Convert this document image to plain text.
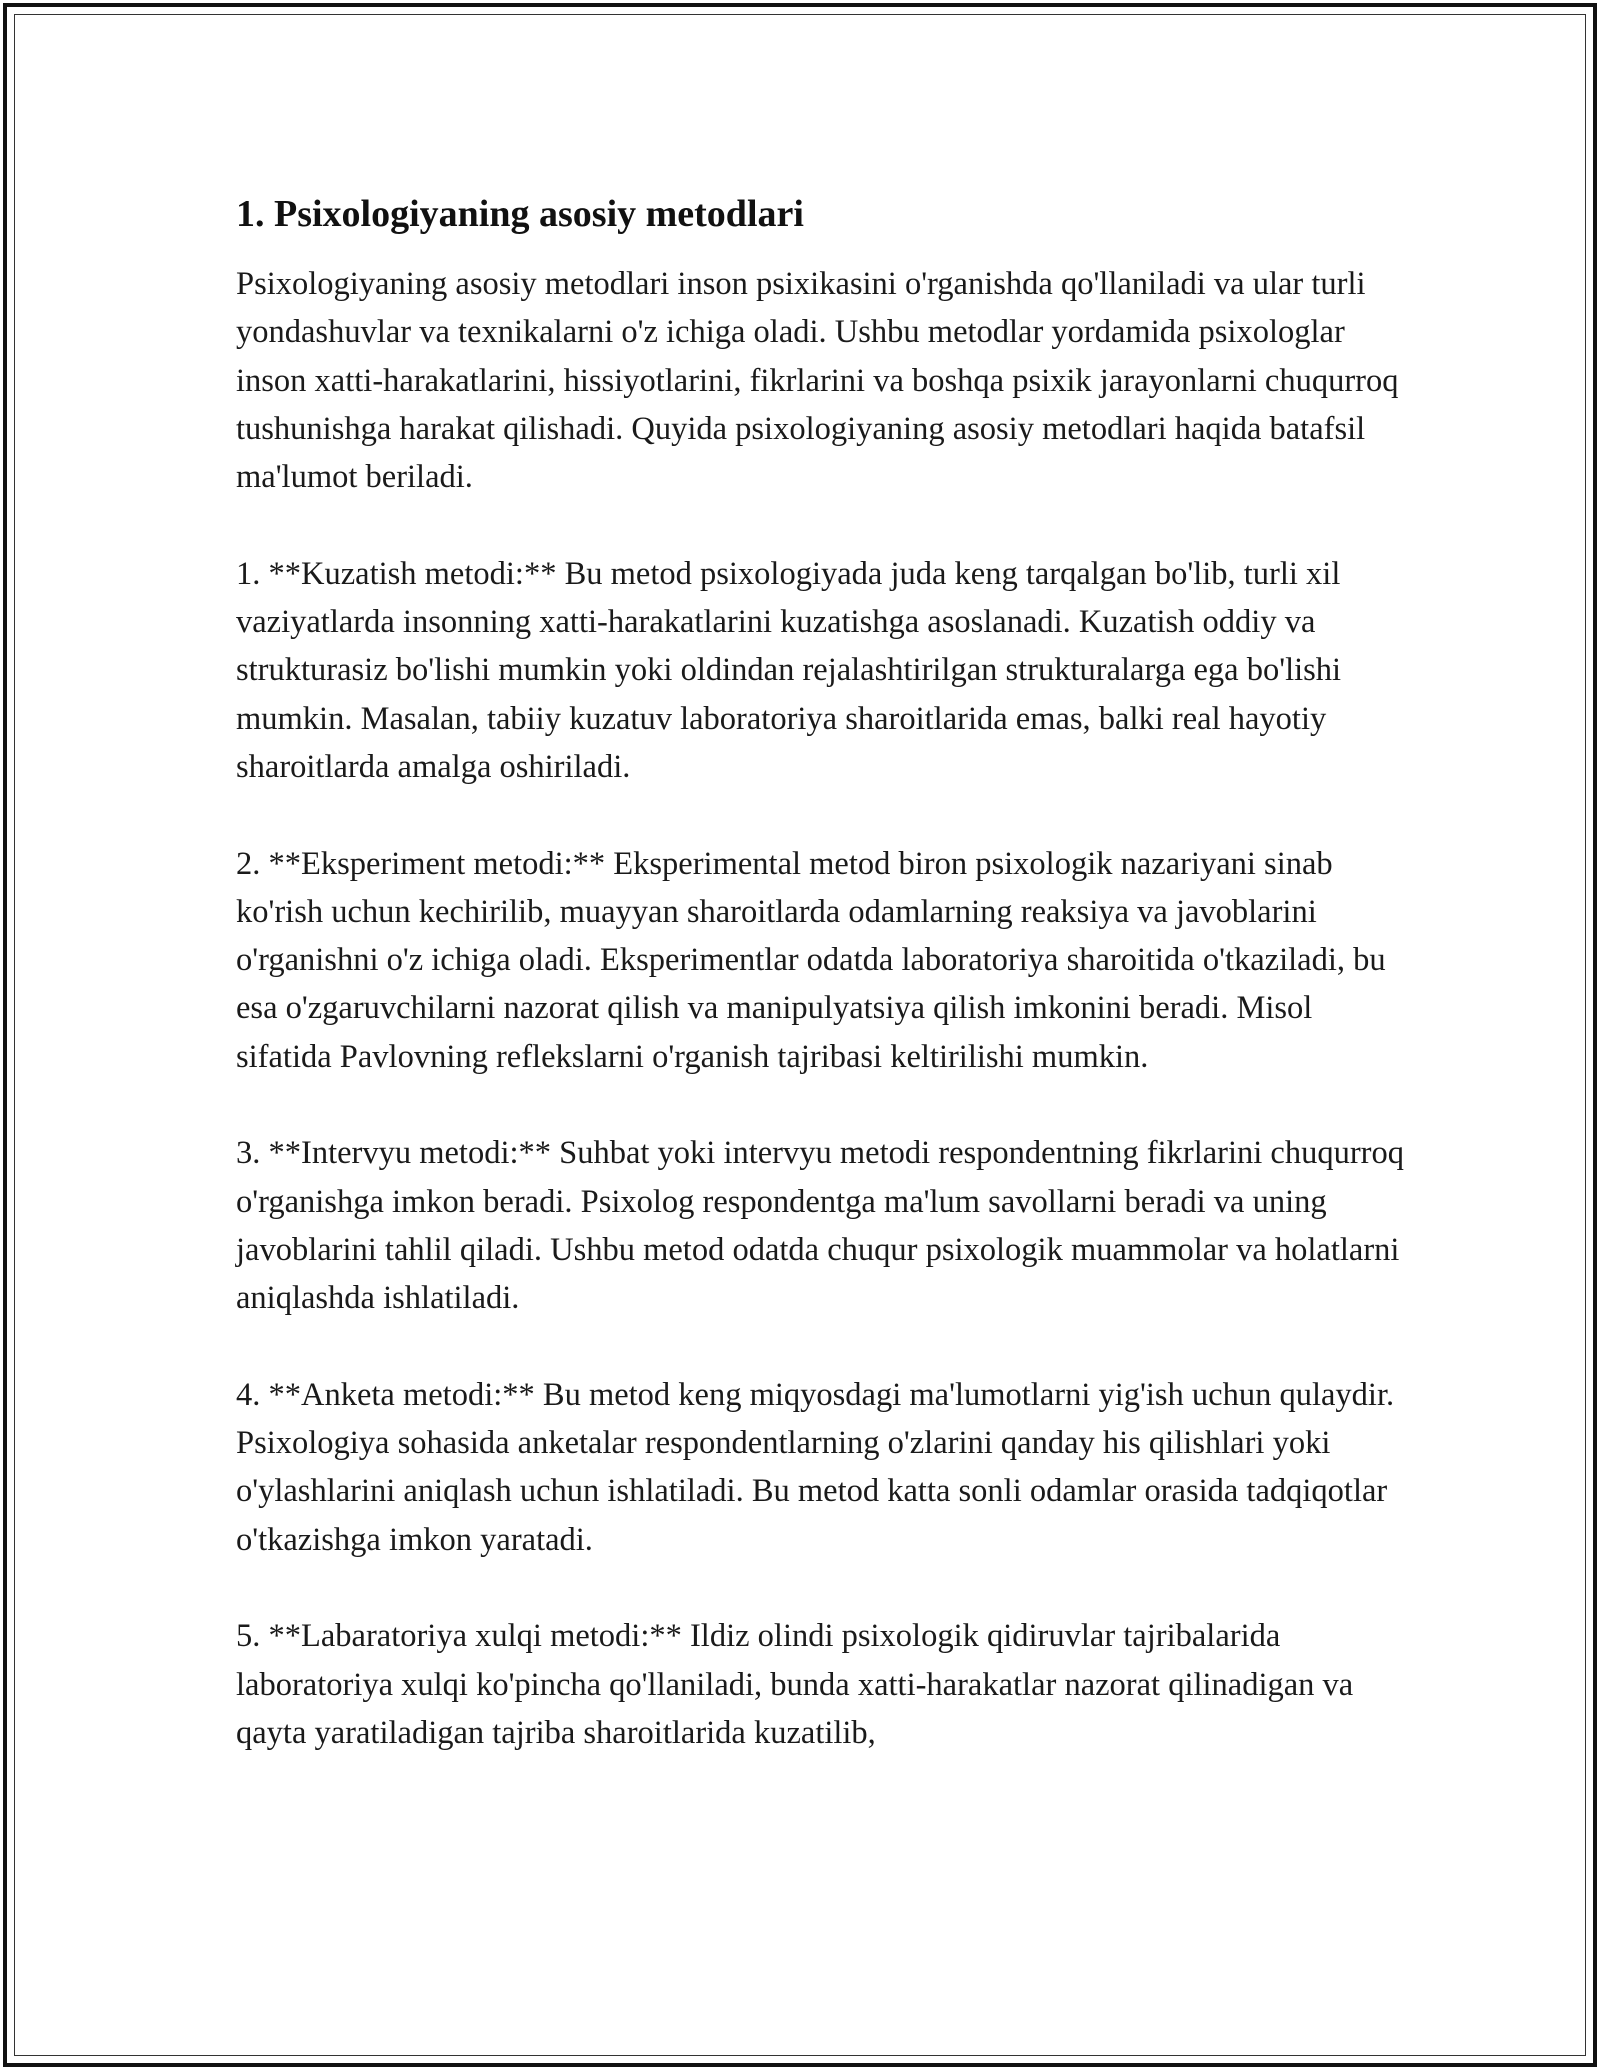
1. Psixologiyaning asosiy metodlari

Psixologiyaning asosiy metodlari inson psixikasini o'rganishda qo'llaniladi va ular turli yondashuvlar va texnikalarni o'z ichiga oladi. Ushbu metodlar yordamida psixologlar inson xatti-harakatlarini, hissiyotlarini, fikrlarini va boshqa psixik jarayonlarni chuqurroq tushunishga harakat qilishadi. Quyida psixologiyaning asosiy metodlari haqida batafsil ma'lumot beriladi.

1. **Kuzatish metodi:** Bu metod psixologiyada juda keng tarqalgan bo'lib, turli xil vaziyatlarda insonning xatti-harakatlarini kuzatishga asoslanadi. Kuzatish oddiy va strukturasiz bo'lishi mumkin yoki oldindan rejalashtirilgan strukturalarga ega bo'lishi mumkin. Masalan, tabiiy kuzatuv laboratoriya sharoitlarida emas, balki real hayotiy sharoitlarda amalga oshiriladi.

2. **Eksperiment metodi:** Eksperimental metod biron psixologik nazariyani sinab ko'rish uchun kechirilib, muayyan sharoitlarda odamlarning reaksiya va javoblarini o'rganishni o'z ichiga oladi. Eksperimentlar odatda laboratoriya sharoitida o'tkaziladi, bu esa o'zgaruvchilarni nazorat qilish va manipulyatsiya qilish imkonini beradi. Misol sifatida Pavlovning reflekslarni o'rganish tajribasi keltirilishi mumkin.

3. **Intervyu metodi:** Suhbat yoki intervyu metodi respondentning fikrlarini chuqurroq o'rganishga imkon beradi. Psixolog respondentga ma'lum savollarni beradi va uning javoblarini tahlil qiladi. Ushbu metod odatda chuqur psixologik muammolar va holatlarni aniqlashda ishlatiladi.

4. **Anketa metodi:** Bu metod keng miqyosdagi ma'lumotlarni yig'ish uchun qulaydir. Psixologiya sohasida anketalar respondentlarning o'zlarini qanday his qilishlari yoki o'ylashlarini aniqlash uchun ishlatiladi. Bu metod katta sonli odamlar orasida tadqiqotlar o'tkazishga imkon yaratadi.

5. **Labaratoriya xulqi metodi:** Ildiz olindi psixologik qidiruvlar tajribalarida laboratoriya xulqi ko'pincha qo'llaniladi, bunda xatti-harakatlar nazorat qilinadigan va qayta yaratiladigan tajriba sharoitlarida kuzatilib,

--

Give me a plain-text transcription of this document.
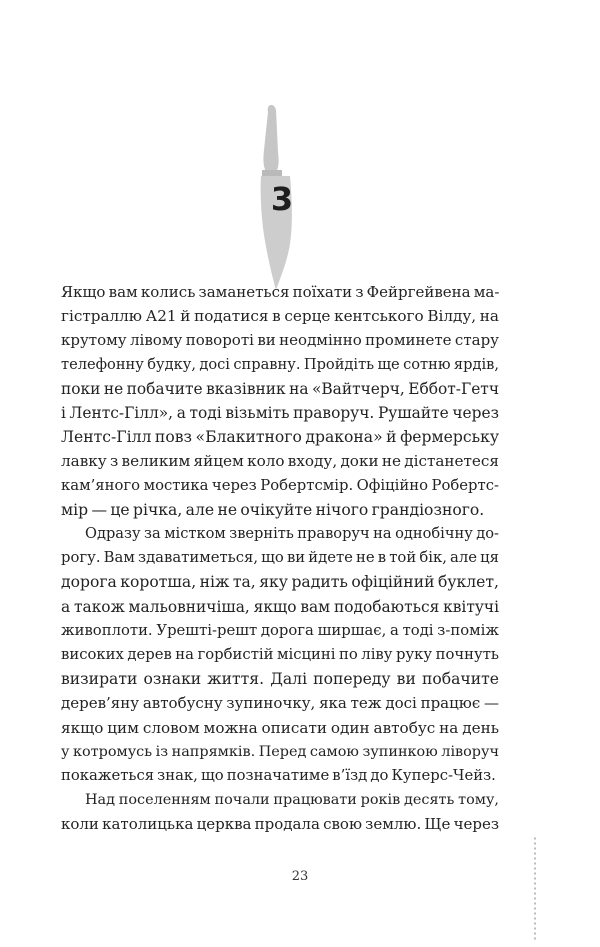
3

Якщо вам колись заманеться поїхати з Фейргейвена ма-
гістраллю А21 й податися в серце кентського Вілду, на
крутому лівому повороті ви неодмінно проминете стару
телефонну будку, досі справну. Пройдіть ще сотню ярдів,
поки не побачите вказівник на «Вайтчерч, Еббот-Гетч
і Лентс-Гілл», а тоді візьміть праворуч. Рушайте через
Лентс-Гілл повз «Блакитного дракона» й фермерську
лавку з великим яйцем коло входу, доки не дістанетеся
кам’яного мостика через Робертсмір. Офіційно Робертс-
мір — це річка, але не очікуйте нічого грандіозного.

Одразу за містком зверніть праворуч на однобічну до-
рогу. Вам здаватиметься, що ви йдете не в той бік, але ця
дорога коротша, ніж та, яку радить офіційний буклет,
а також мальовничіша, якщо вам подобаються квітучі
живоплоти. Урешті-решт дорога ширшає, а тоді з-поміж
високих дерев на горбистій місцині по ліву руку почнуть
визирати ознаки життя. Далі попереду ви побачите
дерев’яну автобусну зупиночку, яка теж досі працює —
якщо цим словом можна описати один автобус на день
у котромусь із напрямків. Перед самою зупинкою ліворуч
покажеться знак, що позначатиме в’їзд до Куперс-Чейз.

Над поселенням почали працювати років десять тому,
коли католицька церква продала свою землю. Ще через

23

---

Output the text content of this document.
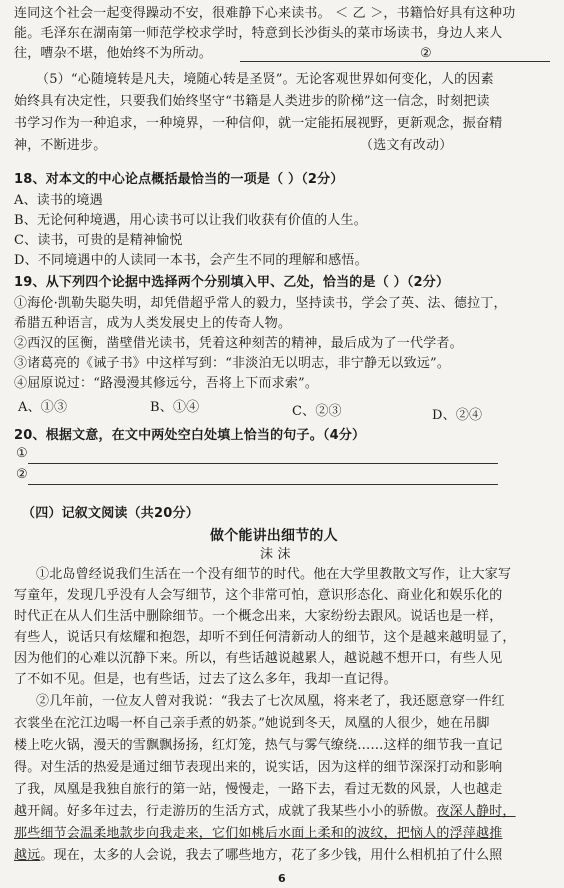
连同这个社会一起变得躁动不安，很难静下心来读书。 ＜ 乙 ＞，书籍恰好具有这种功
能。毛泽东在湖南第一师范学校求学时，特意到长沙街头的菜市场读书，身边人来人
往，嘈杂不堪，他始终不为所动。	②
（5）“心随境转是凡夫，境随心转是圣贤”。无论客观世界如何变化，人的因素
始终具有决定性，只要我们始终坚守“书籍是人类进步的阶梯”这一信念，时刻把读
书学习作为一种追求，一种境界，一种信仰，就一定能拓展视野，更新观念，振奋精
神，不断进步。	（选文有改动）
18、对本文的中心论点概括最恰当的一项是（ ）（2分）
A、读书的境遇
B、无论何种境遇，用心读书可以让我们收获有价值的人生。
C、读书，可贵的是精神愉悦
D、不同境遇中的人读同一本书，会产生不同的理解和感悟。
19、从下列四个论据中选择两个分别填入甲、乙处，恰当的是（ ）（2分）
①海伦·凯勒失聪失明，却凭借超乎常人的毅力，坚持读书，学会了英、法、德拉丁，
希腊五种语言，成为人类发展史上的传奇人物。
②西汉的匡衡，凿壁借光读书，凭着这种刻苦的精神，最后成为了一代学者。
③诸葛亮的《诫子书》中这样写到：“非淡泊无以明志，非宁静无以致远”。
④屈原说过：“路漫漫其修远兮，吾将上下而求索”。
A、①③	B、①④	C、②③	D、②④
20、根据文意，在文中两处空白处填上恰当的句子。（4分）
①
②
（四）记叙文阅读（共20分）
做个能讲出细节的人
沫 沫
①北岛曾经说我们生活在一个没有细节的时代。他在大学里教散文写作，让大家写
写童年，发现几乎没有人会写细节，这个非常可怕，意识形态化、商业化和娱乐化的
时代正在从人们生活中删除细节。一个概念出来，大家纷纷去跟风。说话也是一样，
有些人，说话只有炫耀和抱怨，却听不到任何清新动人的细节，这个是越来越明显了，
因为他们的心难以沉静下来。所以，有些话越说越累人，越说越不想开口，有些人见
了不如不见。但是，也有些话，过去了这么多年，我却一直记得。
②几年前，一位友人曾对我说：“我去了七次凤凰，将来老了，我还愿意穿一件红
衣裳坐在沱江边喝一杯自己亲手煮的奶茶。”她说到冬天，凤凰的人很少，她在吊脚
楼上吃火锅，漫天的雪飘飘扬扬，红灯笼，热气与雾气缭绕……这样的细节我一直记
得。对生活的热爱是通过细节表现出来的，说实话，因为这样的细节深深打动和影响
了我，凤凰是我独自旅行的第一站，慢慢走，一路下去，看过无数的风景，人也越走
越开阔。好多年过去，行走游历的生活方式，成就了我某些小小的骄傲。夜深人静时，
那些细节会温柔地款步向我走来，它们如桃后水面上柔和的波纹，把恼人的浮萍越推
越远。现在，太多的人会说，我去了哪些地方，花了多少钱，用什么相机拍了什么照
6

[Instruction] Show the lines where the word "праворуч" appears in the entries.

[Full answer]
і Лентс-Гілл», а тоді візьміть праворуч. Рушайте через
Одразу за містком зверніть праворуч на однобічну до-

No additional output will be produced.